» Your instructions:
Track down every line below that holds "these" and copy it.

» Record extracts:
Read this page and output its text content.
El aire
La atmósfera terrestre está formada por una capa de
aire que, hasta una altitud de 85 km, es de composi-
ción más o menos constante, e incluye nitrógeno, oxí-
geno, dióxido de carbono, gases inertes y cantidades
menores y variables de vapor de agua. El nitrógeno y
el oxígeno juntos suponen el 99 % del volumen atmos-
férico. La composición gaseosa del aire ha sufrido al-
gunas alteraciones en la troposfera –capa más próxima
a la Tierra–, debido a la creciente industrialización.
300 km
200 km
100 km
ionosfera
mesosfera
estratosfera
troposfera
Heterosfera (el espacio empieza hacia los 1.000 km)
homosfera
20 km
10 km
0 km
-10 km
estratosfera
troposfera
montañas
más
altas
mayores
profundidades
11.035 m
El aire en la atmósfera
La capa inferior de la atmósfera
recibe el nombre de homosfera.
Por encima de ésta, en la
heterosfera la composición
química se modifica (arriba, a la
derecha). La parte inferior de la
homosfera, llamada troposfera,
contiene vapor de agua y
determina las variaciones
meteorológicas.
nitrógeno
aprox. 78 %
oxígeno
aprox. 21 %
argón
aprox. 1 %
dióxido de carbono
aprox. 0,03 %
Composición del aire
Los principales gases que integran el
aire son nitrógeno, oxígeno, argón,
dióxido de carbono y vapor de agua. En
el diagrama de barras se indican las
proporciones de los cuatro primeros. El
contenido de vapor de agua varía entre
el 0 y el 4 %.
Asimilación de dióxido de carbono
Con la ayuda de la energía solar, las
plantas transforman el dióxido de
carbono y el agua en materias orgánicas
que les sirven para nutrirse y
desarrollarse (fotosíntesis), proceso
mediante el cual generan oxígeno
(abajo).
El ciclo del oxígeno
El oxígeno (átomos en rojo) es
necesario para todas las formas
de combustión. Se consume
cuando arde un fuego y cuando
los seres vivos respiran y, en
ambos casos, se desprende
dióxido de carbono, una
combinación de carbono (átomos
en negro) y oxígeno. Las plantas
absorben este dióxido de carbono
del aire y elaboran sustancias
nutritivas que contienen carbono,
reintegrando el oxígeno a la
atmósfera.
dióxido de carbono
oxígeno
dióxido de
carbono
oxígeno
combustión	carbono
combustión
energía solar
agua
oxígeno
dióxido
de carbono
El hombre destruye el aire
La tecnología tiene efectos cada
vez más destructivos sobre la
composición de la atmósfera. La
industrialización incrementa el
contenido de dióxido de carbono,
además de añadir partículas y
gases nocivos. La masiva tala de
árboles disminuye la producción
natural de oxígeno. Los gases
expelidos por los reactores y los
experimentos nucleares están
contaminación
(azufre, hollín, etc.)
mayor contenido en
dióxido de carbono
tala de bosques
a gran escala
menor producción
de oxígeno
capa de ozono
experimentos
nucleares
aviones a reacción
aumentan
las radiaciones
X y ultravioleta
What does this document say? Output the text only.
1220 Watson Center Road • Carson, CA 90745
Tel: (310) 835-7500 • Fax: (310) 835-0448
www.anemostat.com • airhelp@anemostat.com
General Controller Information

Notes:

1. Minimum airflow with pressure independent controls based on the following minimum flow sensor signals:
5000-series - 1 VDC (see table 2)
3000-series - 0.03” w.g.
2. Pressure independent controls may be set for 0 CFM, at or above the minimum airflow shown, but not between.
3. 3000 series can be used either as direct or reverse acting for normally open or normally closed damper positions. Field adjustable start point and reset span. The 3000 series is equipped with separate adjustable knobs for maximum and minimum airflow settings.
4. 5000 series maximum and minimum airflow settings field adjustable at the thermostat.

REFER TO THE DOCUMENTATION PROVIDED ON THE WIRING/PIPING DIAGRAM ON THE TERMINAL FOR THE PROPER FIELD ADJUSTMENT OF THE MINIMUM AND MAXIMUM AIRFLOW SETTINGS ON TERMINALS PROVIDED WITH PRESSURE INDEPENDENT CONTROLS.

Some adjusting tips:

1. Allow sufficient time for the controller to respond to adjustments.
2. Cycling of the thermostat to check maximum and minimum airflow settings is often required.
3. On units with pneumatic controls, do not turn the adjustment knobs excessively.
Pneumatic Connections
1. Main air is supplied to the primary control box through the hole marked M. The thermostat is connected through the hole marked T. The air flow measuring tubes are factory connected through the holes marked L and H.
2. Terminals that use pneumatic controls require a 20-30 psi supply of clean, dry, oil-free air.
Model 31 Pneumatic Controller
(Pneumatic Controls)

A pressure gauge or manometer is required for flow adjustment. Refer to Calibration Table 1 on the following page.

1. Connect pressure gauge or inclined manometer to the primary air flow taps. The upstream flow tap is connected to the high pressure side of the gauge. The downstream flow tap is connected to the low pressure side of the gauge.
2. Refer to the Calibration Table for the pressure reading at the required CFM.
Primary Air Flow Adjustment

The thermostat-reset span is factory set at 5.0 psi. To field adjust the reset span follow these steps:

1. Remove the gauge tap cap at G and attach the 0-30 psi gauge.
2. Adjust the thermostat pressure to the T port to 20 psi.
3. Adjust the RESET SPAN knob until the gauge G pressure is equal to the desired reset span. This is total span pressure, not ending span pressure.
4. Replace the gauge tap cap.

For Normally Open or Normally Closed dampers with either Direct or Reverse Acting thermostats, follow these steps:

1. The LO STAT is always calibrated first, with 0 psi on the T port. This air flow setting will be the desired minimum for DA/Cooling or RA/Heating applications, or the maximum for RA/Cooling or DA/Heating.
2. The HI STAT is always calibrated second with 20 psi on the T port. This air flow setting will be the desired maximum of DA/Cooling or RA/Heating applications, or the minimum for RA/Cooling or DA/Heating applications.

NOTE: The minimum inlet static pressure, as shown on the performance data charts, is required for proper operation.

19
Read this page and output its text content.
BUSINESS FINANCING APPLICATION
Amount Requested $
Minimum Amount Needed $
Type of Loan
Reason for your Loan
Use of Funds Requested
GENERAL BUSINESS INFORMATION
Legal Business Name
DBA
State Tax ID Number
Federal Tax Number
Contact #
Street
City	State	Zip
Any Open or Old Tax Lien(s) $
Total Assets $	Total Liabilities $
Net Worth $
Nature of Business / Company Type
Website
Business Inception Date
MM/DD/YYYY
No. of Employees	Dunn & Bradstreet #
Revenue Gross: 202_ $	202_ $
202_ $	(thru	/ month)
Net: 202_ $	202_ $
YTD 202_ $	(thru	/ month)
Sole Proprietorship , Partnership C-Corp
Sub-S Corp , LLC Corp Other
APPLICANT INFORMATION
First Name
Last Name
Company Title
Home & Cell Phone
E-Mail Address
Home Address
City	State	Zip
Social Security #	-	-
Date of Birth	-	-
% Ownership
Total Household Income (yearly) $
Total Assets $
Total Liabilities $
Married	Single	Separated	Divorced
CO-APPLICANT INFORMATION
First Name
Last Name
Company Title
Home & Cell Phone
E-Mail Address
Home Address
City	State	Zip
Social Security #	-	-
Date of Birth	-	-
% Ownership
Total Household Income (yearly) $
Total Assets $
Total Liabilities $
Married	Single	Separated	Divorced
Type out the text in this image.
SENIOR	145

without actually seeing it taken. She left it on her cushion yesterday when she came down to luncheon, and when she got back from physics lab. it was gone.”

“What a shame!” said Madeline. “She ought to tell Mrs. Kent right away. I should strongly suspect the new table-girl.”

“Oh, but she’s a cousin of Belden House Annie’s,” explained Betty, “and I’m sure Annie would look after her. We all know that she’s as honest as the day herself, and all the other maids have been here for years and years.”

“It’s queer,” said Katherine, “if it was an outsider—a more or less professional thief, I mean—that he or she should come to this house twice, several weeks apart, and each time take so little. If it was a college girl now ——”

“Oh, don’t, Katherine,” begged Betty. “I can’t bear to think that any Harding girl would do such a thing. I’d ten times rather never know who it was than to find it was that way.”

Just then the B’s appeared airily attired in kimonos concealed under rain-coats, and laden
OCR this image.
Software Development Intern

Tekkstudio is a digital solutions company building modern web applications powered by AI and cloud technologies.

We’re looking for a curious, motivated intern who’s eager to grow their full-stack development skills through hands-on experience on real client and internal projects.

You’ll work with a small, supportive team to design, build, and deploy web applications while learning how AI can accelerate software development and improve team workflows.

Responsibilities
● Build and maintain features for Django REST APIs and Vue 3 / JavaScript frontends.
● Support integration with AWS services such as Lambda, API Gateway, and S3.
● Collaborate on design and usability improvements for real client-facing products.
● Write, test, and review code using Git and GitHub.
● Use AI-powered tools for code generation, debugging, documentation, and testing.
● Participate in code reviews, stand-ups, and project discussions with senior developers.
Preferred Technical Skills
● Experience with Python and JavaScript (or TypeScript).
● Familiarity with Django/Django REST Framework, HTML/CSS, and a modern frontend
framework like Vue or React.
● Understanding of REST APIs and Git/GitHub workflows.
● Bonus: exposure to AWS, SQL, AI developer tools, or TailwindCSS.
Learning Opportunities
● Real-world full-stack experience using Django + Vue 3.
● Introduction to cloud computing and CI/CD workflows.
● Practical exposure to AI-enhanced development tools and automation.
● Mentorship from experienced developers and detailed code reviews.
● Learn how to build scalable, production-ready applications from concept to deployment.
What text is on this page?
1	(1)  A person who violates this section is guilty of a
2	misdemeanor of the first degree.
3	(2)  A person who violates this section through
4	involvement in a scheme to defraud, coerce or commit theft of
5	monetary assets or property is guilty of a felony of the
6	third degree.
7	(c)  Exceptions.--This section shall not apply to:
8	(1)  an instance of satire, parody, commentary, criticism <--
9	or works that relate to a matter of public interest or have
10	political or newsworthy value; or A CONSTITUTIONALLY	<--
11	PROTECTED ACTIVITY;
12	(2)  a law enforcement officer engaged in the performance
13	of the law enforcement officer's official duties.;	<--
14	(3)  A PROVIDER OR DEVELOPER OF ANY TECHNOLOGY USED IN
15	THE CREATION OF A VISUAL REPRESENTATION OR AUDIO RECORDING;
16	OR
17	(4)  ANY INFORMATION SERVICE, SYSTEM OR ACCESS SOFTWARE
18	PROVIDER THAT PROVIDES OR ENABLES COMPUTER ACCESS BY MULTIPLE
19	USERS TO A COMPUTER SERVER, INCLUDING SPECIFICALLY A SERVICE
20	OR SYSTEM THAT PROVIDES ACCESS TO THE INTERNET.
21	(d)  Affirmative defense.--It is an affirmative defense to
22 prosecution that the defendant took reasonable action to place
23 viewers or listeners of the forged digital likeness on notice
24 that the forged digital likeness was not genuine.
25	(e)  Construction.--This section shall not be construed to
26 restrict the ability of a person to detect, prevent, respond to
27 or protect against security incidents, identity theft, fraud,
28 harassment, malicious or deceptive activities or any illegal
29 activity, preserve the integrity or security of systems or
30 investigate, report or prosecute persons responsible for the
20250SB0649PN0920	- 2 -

» Output below:
The thermostat-reset span is factory set at 5.0 psi. To field adjust the reset span follow these steps:
For Normally Open or Normally Closed dampers with either Direct or Reverse Acting thermostats, follow these steps:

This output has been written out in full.